▸ Exercise task: Please convert the items, from the first line through the line containing "bar-2008: [217, 304, 238, 425]", into a Markdown table with columns named Row and Item line, numbering each row and leaving out any blank lines.

▸ Entries provided:

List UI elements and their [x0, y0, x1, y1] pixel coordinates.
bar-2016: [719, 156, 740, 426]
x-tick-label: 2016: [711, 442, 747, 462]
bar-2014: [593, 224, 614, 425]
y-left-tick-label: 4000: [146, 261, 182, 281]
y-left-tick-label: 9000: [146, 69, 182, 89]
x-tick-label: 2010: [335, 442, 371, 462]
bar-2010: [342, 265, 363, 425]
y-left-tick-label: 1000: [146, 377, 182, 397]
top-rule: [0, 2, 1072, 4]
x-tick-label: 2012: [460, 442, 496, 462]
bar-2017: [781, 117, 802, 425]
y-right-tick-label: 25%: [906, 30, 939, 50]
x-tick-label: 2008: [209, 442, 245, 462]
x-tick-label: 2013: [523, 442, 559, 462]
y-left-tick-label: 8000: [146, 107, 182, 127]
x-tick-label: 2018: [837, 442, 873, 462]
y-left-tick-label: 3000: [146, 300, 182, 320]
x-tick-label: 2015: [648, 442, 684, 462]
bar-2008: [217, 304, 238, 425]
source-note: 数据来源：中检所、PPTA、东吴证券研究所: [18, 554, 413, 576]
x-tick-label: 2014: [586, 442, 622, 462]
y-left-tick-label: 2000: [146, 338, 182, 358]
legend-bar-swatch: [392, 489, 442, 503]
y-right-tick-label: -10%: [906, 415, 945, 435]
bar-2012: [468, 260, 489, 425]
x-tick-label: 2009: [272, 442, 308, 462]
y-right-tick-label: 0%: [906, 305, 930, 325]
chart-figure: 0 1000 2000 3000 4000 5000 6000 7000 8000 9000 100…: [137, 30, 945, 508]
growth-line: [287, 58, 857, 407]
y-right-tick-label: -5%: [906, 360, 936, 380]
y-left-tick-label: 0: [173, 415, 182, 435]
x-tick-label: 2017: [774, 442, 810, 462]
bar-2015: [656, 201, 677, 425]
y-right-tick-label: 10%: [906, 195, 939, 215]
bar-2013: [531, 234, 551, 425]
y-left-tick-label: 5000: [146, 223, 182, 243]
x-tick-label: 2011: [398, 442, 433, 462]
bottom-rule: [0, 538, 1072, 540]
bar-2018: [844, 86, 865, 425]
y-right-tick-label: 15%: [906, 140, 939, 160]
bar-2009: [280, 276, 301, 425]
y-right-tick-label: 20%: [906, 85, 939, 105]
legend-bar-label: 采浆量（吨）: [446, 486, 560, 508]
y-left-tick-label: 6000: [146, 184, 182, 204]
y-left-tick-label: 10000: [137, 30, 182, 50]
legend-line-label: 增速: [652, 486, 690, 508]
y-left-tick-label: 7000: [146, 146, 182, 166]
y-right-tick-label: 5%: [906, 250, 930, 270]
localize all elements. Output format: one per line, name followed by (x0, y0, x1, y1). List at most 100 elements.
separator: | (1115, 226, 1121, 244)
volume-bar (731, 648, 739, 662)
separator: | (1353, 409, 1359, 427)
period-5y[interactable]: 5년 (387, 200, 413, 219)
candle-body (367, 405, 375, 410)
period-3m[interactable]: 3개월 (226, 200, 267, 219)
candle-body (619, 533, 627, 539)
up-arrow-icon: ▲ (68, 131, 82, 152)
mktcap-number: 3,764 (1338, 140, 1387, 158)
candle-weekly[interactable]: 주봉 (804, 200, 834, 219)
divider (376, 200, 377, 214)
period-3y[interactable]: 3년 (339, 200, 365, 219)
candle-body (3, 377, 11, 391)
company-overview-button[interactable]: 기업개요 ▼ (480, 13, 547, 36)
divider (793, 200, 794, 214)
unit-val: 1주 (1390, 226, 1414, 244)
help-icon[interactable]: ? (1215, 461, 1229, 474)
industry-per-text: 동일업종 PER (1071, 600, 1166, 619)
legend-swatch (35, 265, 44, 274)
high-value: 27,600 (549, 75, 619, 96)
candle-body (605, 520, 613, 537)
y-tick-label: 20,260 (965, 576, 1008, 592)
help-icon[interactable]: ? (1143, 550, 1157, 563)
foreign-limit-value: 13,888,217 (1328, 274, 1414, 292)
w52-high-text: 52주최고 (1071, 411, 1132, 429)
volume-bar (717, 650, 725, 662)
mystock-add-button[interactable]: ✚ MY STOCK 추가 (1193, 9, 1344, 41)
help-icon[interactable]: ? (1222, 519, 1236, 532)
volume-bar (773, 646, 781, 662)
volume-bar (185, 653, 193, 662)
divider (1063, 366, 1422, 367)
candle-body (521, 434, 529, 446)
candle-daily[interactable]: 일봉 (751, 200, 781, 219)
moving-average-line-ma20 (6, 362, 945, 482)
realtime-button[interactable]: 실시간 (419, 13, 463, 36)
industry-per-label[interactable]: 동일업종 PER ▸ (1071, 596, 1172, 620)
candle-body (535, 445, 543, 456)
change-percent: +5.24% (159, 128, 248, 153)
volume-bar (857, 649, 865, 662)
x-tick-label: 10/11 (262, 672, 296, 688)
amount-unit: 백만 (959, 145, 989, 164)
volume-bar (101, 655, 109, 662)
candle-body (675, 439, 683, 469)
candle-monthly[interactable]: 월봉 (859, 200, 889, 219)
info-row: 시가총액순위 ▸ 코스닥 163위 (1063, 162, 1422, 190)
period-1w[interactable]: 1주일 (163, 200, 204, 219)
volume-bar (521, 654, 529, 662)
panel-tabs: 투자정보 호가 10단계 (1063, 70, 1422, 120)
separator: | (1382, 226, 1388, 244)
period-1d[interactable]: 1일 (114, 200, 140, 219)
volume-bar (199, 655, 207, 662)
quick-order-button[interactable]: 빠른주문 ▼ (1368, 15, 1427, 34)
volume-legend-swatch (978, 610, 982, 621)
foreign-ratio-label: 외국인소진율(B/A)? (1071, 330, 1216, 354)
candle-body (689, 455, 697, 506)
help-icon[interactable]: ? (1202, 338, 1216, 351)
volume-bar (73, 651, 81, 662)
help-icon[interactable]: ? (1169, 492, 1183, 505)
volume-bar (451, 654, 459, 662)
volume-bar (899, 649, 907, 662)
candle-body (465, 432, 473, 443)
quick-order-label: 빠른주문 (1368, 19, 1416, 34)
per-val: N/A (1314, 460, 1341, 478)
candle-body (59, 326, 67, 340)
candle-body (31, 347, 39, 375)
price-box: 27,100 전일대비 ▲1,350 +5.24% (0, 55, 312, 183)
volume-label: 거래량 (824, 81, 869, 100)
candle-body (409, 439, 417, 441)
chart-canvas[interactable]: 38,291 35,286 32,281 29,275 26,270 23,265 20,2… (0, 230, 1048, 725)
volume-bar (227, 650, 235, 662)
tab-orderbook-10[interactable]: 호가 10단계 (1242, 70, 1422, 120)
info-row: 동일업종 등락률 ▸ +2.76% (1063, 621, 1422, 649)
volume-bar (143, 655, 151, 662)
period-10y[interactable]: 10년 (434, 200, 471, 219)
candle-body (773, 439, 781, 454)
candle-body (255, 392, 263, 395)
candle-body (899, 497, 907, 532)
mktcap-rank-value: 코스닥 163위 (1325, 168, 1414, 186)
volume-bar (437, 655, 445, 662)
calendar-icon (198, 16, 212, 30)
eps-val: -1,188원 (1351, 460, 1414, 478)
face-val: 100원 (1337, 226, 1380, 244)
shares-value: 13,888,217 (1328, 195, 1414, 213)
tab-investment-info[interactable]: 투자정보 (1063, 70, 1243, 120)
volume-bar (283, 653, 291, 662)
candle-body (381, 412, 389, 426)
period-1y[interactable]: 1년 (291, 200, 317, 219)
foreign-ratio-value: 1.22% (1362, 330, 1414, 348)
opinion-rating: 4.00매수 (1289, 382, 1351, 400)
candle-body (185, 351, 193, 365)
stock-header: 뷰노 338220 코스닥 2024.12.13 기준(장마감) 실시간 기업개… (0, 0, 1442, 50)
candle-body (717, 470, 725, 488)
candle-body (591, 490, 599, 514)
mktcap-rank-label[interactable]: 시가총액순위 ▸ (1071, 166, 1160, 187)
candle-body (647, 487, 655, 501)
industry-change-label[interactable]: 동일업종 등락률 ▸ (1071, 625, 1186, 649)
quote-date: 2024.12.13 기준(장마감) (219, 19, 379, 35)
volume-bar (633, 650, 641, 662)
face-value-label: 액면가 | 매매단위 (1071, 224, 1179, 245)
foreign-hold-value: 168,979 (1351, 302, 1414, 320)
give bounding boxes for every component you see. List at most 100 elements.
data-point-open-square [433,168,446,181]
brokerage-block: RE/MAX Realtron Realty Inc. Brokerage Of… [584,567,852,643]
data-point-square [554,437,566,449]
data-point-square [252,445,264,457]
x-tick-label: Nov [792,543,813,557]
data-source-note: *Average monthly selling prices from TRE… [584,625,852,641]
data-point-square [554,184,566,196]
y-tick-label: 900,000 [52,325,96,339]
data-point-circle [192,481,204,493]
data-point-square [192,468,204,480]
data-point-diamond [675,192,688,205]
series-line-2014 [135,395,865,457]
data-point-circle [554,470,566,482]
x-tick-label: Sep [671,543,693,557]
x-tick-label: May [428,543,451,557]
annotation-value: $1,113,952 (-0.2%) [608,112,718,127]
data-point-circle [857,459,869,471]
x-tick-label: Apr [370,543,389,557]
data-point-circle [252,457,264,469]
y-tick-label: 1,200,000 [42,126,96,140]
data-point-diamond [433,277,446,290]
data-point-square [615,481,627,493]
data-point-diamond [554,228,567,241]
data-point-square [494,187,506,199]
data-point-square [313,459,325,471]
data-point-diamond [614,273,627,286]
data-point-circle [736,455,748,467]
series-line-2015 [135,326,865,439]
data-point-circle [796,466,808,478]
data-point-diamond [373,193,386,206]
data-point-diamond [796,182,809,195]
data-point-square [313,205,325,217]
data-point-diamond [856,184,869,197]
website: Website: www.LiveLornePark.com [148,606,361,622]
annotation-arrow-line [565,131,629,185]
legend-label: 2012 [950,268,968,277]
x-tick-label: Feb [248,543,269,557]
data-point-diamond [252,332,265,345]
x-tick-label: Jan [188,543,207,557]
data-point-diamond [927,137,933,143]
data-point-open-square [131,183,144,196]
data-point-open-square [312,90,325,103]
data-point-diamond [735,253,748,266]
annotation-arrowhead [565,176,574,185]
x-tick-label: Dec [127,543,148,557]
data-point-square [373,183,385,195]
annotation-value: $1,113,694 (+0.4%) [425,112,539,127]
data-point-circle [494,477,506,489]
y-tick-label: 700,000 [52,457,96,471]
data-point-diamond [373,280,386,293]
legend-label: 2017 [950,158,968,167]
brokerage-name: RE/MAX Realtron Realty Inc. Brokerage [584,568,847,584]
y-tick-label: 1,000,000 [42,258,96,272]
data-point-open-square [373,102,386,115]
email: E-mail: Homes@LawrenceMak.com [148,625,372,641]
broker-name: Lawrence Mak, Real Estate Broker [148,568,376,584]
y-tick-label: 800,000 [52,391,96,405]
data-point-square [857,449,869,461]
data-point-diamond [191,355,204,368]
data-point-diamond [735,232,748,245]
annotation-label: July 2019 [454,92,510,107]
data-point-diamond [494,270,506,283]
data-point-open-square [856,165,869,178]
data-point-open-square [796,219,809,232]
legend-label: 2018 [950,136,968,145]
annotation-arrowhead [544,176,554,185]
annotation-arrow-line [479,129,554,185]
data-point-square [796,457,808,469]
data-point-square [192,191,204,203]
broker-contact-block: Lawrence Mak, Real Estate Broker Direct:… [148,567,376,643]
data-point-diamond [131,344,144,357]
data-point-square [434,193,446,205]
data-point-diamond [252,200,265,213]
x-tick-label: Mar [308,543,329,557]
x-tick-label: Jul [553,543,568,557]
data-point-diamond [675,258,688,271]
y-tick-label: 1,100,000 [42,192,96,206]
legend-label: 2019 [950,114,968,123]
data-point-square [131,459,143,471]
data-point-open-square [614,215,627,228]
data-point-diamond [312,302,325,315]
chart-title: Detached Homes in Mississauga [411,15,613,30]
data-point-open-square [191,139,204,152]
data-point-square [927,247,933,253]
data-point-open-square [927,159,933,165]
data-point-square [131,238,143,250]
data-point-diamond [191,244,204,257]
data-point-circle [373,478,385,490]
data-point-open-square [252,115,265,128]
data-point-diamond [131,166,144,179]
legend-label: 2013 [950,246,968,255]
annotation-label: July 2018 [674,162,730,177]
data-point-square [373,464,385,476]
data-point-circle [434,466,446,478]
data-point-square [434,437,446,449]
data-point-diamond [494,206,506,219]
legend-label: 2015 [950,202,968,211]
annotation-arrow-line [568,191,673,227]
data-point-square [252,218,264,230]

▸ Reply to the task:
| Row | Item line |
|---|---|
| 1 | List UI elements and their [x0, y0, x1, y1] pixel coordinates. |
| 2 | bar-2016: [719, 156, 740, 426] |
| 3 | x-tick-label: 2016: [711, 442, 747, 462] |
| 4 | bar-2014: [593, 224, 614, 425] |
| 5 | y-left-tick-label: 4000: [146, 261, 182, 281] |
| 6 | y-left-tick-label: 9000: [146, 69, 182, 89] |
| 7 | x-tick-label: 2010: [335, 442, 371, 462] |
| 8 | bar-2010: [342, 265, 363, 425] |
| 9 | y-left-tick-label: 1000: [146, 377, 182, 397] |
| 10 | top-rule: [0, 2, 1072, 4] |
| 11 | x-tick-label: 2012: [460, 442, 496, 462] |
| 12 | bar-2017: [781, 117, 802, 425] |
| 13 | y-right-tick-label: 25%: [906, 30, 939, 50] |
| 14 | x-tick-label: 2008: [209, 442, 245, 462] |
| 15 | x-tick-label: 2013: [523, 442, 559, 462] |
| 16 | y-left-tick-label: 8000: [146, 107, 182, 127] |
| 17 | x-tick-label: 2018: [837, 442, 873, 462] |
| 18 | y-left-tick-label: 3000: [146, 300, 182, 320] |
| 19 | x-tick-label: 2015: [648, 442, 684, 462] |
| 20 | bar-2008: [217, 304, 238, 425] |